Data entries for graphics

..............................

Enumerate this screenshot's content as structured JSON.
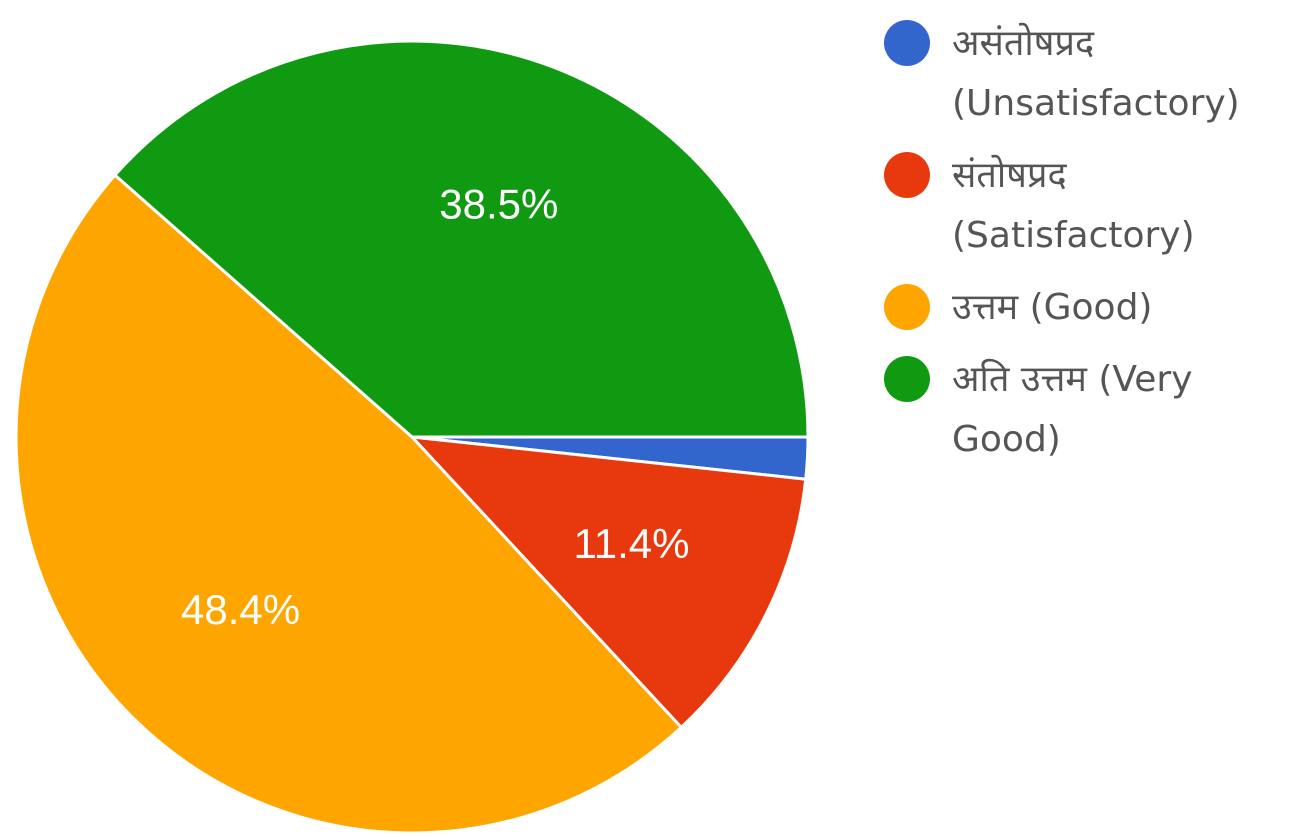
{
  "chart_data": {
    "type": "pie",
    "slices": [
      {
        "label": "असंतोषप्रद (Unsatisfactory)",
        "value": 1.7,
        "color": "#3366cc",
        "display": ""
      },
      {
        "label": "संतोषप्रद (Satisfactory)",
        "value": 11.4,
        "color": "#e8380d",
        "display": "11.4%"
      },
      {
        "label": "उत्तम (Good)",
        "value": 48.4,
        "color": "#ffa500",
        "display": "48.4%"
      },
      {
        "label": "अति उत्तम (Very Good)",
        "value": 38.5,
        "color": "#0f9a12",
        "display": "38.5%"
      }
    ],
    "legend_position": "right",
    "start": "3 o'clock",
    "direction": "clockwise"
  }
}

..............................

- Exercise: Return the listing above in full and without alteration, excluding its pictures.

- Task output:
Enumerate this screenshot's content as structured JSON.
{
  "chart_data": {
    "type": "pie",
    "slices": [
      {
        "label": "असंतोषप्रद (Unsatisfactory)",
        "value": 1.7,
        "color": "#3366cc",
        "display": ""
      },
      {
        "label": "संतोषप्रद (Satisfactory)",
        "value": 11.4,
        "color": "#e8380d",
        "display": "11.4%"
      },
      {
        "label": "उत्तम (Good)",
        "value": 48.4,
        "color": "#ffa500",
        "display": "48.4%"
      },
      {
        "label": "अति उत्तम (Very Good)",
        "value": 38.5,
        "color": "#0f9a12",
        "display": "38.5%"
      }
    ],
    "legend_position": "right",
    "start": "3 o'clock",
    "direction": "clockwise"
  }
}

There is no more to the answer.